* WHAT TO PRODUCE *
Look through the data below. Pick out the lines holding the string "this".

* start *

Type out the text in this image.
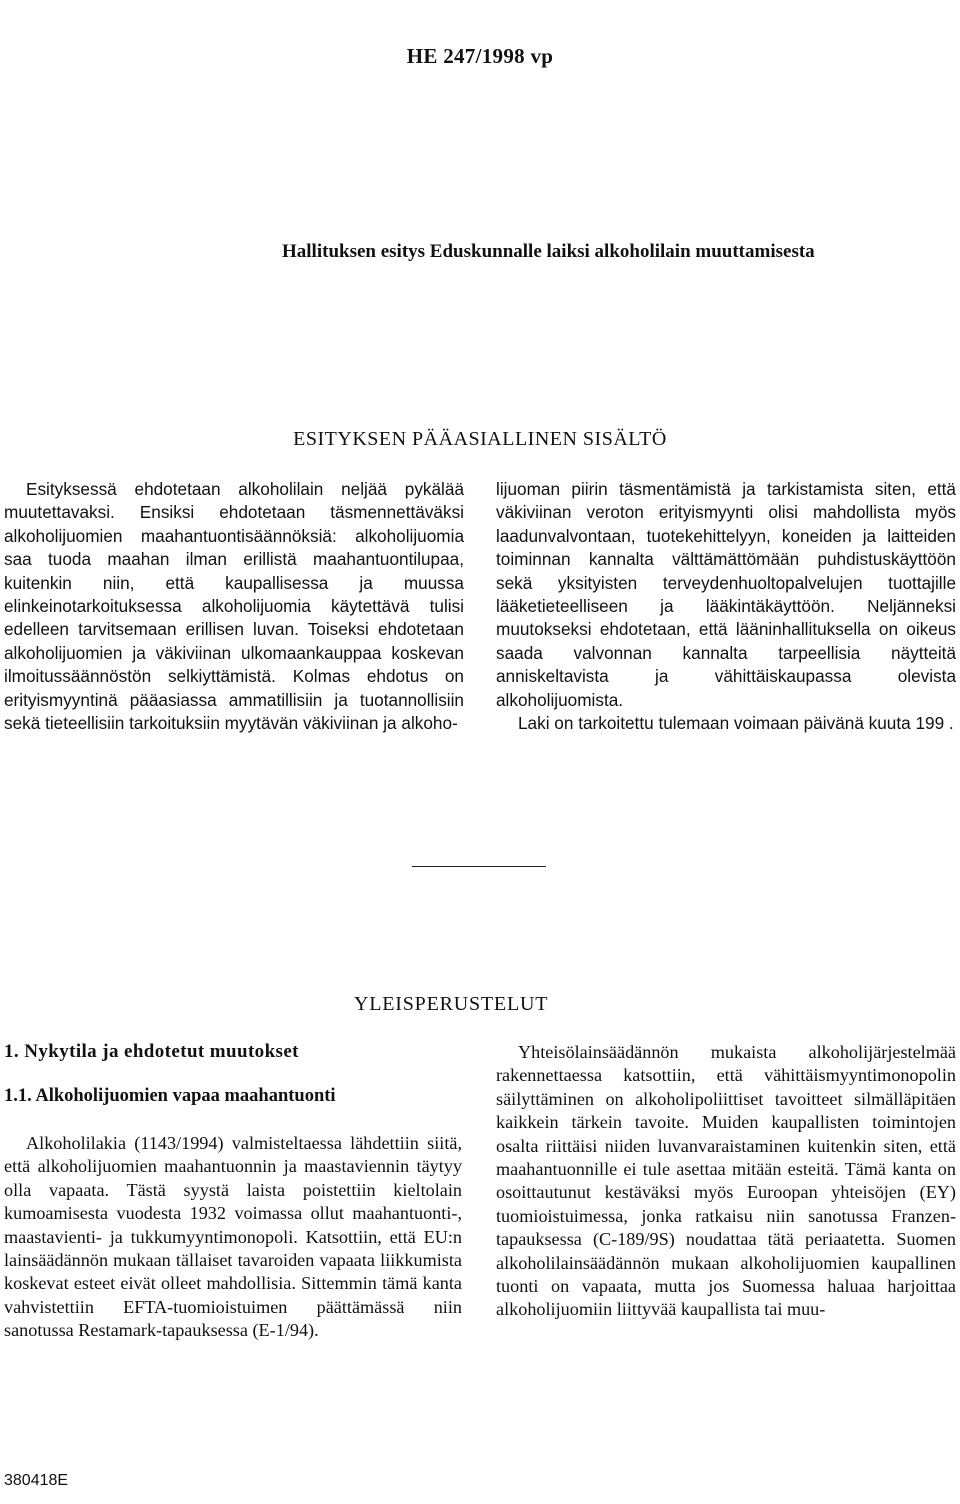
HE 247/1998 vp
Hallituksen esitys Eduskunnalle laiksi alkoholilain muuttamisesta
ESITYKSEN PÄÄASIALLINEN SISÄLTÖ

Esityksessä ehdotetaan alkoholilain neljää pykälää muutettavaksi. Ensiksi ehdotetaan täsmennettäväksi alkoholijuomien maahantuontisäännöksiä: alkoholijuomia saa tuoda maahan ilman erillistä maahantuontilupaa, kuitenkin niin, että kaupallisessa ja muussa elinkeinotarkoituksessa alkoholijuomia käytettävä tulisi edelleen tarvitsemaan erillisen luvan. Toiseksi ehdotetaan alkoholijuomien ja väkiviinan ulkomaankauppaa koskevan ilmoitussäännöstön selkiyttämistä. Kolmas ehdotus on erityismyyntinä pääasiassa ammatillisiin ja tuotannollisiin sekä tieteellisiin tarkoituksiin myytävän väkiviinan ja alkoho-

lijuoman piirin täsmentämistä ja tarkistamista siten, että väkiviinan veroton erityismyynti olisi mahdollista myös laadunvalvontaan, tuotekehittelyyn, koneiden ja laitteiden toiminnan kannalta välttämättömään puhdistuskäyttöön sekä yksityisten terveydenhuoltopalvelujen tuottajille lääketieteelliseen ja lääkintäkäyttöön. Neljänneksi muutokseksi ehdotetaan, että lääninhallituksella on oikeus saada valvonnan kannalta tarpeellisia näytteitä anniskeltavista ja vähittäiskaupassa olevista alkoholijuomista.

Laki on tarkoitettu tulemaan voimaan päivänä kuuta 199 .

YLEISPERUSTELUT
1. Nykytila ja ehdotetut muutokset
1.1. Alkoholijuomien vapaa maahantuonti

Alkoholilakia (1143/1994) valmisteltaessa lähdettiin siitä, että alkoholijuomien maahantuonnin ja maastaviennin täytyy olla vapaata. Tästä syystä laista poistettiin kieltolain kumoamisesta vuodesta 1932 voimassa ollut maahantuonti-, maastavienti- ja tukkumyyntimonopoli. Katsottiin, että EU:n lainsäädännön mukaan tällaiset tavaroiden vapaata liikkumista koskevat esteet eivät olleet mahdollisia. Sittemmin tämä kanta vahvistettiin EFTA-tuomioistuimen päättämässä niin sanotussa Restamark-tapauksessa (E-1/94).

Yhteisölainsäädännön mukaista alkoholijärjestelmää rakennettaessa katsottiin, että vähittäismyyntimonopolin säilyttäminen on alkoholipoliittiset tavoitteet silmälläpitäen kaikkein tärkein tavoite. Muiden kaupallisten toimintojen osalta riittäisi niiden luvanvaraistaminen kuitenkin siten, että maahantuonnille ei tule asettaa mitään esteitä. Tämä kanta on osoittautunut kestäväksi myös Euroopan yhteisöjen (EY) tuomioistuimessa, jonka ratkaisu niin sanotussa Franzen-tapauksessa (C-189/9S) noudattaa tätä periaatetta. Suomen alkoholilainsäädännön mukaan alkoholijuomien kaupallinen tuonti on vapaata, mutta jos Suomessa haluaa harjoittaa alkoholijuomiin liittyvää kaupallista tai muu-

380418E
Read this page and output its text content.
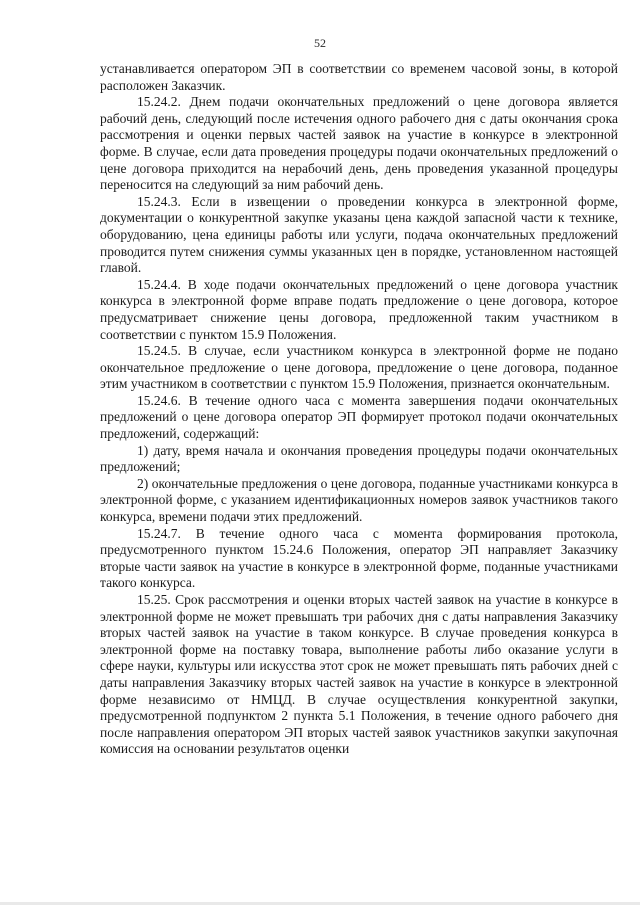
52

устанавливается оператором ЭП в соответствии со временем часовой зоны, в которой расположен Заказчик.

15.24.2. Днем подачи окончательных предложений о цене договора является рабочий день, следующий после истечения одного рабочего дня с даты окончания срока рассмотрения и оценки первых частей заявок на участие в конкурсе в электронной форме. В случае, если дата проведения процедуры подачи окончательных предложений о цене договора приходится на нерабочий день, день проведения указанной процедуры переносится на следующий за ним рабочий день.

15.24.3. Если в извещении о проведении конкурса в электронной форме, документации о конкурентной закупке указаны цена каждой запасной части к технике, оборудованию, цена единицы работы или услуги, подача окончательных предложений проводится путем снижения суммы указанных цен в порядке, установленном настоящей главой.

15.24.4. В ходе подачи окончательных предложений о цене договора участник конкурса в электронной форме вправе подать предложение о цене договора, которое предусматривает снижение цены договора, предложенной таким участником в соответствии с пунктом 15.9 Положения.

15.24.5. В случае, если участником конкурса в электронной форме не подано окончательное предложение о цене договора, предложение о цене договора, поданное этим участником в соответствии с пунктом 15.9 Положения, признается окончательным.

15.24.6. В течение одного часа с момента завершения подачи окончательных предложений о цене договора оператор ЭП формирует протокол подачи окончательных предложений, содержащий:

1) дату, время начала и окончания проведения процедуры подачи окончательных предложений;

2) окончательные предложения о цене договора, поданные участниками конкурса в электронной форме, с указанием идентификационных номеров заявок участников такого конкурса, времени подачи этих предложений.

15.24.7. В течение одного часа с момента формирования протокола, предусмотренного пунктом 15.24.6 Положения, оператор ЭП направляет Заказчику вторые части заявок на участие в конкурсе в электронной форме, поданные участниками такого конкурса.

15.25. Срок рассмотрения и оценки вторых частей заявок на участие в конкурсе в электронной форме не может превышать три рабочих дня с даты направления Заказчику вторых частей заявок на участие в таком конкурсе. В случае проведения конкурса в электронной форме на поставку товара, выполнение работы либо оказание услуги в сфере науки, культуры или искусства этот срок не может превышать пять рабочих дней с даты направления Заказчику вторых частей заявок на участие в конкурсе в электронной форме независимо от НМЦД. В случае осуществления конкурентной закупки, предусмотренной подпунктом 2 пункта 5.1 Положения, в течение одного рабочего дня после направления оператором ЭП вторых частей заявок участников закупки закупочная комиссия на основании результатов оценки
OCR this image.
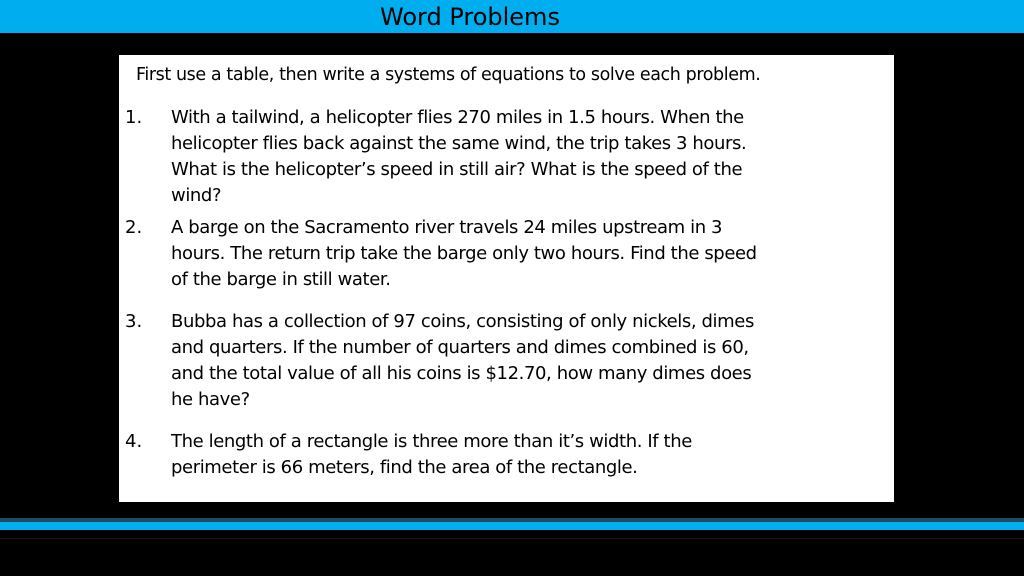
Word Problems
First use a table, then write a systems of equations to solve each problem.
1. With a tailwind, a helicopter flies 270 miles in 1.5 hours. When the
helicopter flies back against the same wind, the trip takes 3 hours.
What is the helicopter’s speed in still air? What is the speed of the
wind?
2. A barge on the Sacramento river travels 24 miles upstream in 3
hours. The return trip take the barge only two hours. Find the speed
of the barge in still water.
3. Bubba has a collection of 97 coins, consisting of only nickels, dimes
and quarters. If the number of quarters and dimes combined is 60,
and the total value of all his coins is $12.70, how many dimes does
he have?
4. The length of a rectangle is three more than it’s width. If the
perimeter is 66 meters, find the area of the rectangle.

* end *

* WRITTEN ANSWER *
Type out the text in this image.
Read this page and output its text content.
OCR this image.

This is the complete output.